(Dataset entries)
◆ ◆ ◆ ◆ ◆
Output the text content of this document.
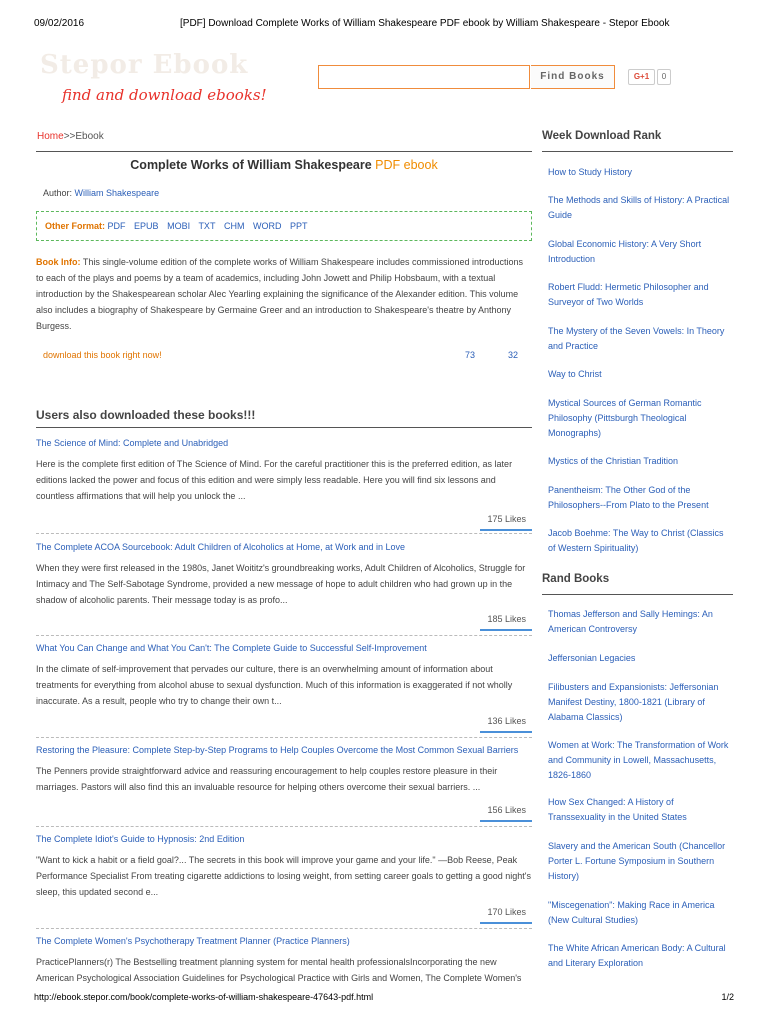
09/02/2016	[PDF] Download Complete Works of William Shakespeare PDF ebook by William Shakespeare - Stepor Ebook
Stepor Ebook
find and download ebooks!
Find Books	G+1	0
Home>>Ebook
Complete Works of William Shakespeare PDF ebook
Author: William Shakespeare
Other Format: PDF EPUB MOBI TXT CHM WORD PPT
Book Info: This single-volume edition of the complete works of William Shakespeare includes commissioned introductions to each of the plays and poems by a team of academics, including John Jowett and Philip Hobsbaum, with a textual introduction by the Shakespearean scholar Alec Yearling explaining the significance of the Alexander edition. This volume also includes a biography of Shakespeare by Germaine Greer and an introduction to Shakespeare's theatre by Anthony Burgess.
download this book right now!	73	32
Users also downloaded these books!!!
The Science of Mind: Complete and Unabridged
Here is the complete first edition of The Science of Mind. For the careful practitioner this is the preferred edition, as later editions lacked the power and focus of this edition and were simply less readable. Here you will find six lessons and countless affirmations that will help you unlock the ...
175 Likes
The Complete ACOA Sourcebook: Adult Children of Alcoholics at Home, at Work and in Love
When they were first released in the 1980s, Janet Woititz's groundbreaking works, Adult Children of Alcoholics, Struggle for Intimacy and The Self-Sabotage Syndrome, provided a new message of hope to adult children who had grown up in the shadow of alcoholic parents. Their message today is as profo...
185 Likes
What You Can Change and What You Can't: The Complete Guide to Successful Self-Improvement
In the climate of self-improvement that pervades our culture, there is an overwhelming amount of information about treatments for everything from alcohol abuse to sexual dysfunction. Much of this information is exaggerated if not wholly inaccurate. As a result, people who try to change their own t...
136 Likes
Restoring the Pleasure: Complete Step-by-Step Programs to Help Couples Overcome the Most Common Sexual Barriers
The Penners provide straightforward advice and reassuring encouragement to help couples restore pleasure in their marriages. Pastors will also find this an invaluable resource for helping others overcome their sexual barriers. ...
156 Likes
The Complete Idiot's Guide to Hypnosis: 2nd Edition
"Want to kick a habit or a field goal?... The secrets in this book will improve your game and your life." —Bob Reese, Peak Performance Specialist From treating cigarette addictions to losing weight, from setting career goals to getting a good night's sleep, this updated second e...
170 Likes
The Complete Women's Psychotherapy Treatment Planner (Practice Planners)
PracticePlanners(r) The Bestselling treatment planning system for mental health professionalsIncorporating the new American Psychological Association Guidelines for Psychological Practice with Girls and Women, The Complete Women's
Week Download Rank
How to Study History
The Methods and Skills of History: A Practical Guide
Global Economic History: A Very Short Introduction
Robert Fludd: Hermetic Philosopher and Surveyor of Two Worlds
The Mystery of the Seven Vowels: In Theory and Practice
Way to Christ
Mystical Sources of German Romantic Philosophy (Pittsburgh Theological Monographs)
Mystics of the Christian Tradition
Panentheism: The Other God of the Philosophers--From Plato to the Present
Jacob Boehme: The Way to Christ (Classics of Western Spirituality)
Rand Books
Thomas Jefferson and Sally Hemings: An American Controversy
Jeffersonian Legacies
Filibusters and Expansionists: Jeffersonian Manifest Destiny, 1800-1821 (Library of Alabama Classics)
Women at Work: The Transformation of Work and Community in Lowell, Massachusetts, 1826-1860
How Sex Changed: A History of Transsexuality in the United States
Slavery and the American South (Chancellor Porter L. Fortune Symposium in Southern History)
"Miscegenation": Making Race in America (New Cultural Studies)
The White African American Body: A Cultural and Literary Exploration
http://ebook.stepor.com/book/complete-works-of-william-shakespeare-47643-pdf.html	1/2
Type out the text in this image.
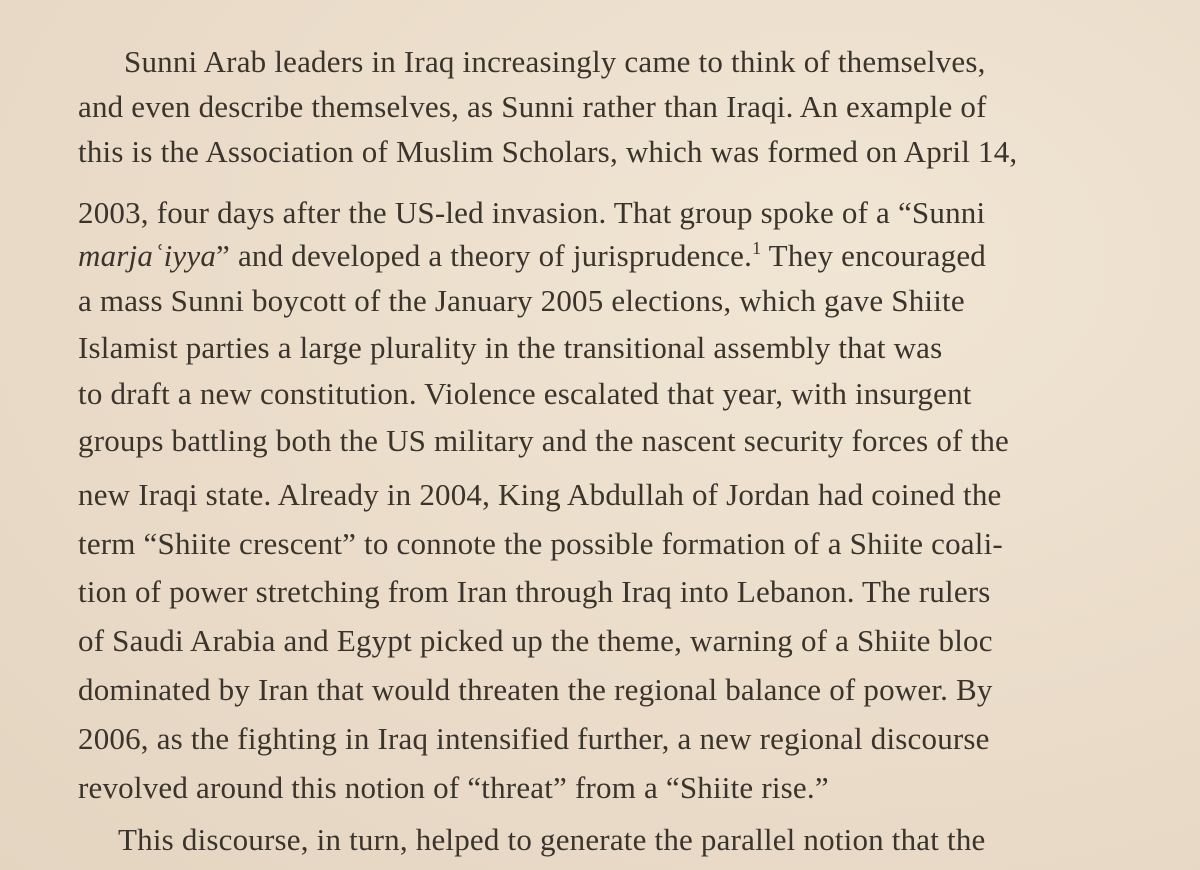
Sunni Arab leaders in Iraq increasingly came to think of themselves,
and even describe themselves, as Sunni rather than Iraqi. An example of
this is the Association of Muslim Scholars, which was formed on April 14,
2003, four days after the US-led invasion. That group spoke of a “Sunni
marjaʿiyya” and developed a theory of jurisprudence.$^1$ They encouraged
a mass Sunni boycott of the January 2005 elections, which gave Shiite
Islamist parties a large plurality in the transitional assembly that was
to draft a new constitution. Violence escalated that year, with insurgent
groups battling both the US military and the nascent security forces of the
new Iraqi state. Already in 2004, King Abdullah of Jordan had coined the
term “Shiite crescent” to connote the possible formation of a Shiite coali-
tion of power stretching from Iran through Iraq into Lebanon. The rulers
of Saudi Arabia and Egypt picked up the theme, warning of a Shiite bloc
dominated by Iran that would threaten the regional balance of power. By
2006, as the fighting in Iraq intensified further, a new regional discourse
revolved around this notion of “threat” from a “Shiite rise.”
This discourse, in turn, helped to generate the parallel notion that the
◆ ◆ ◆ ◆ ◆
Count the lines of the material that include the word "Women", then state only the total.

> [Written answer] 3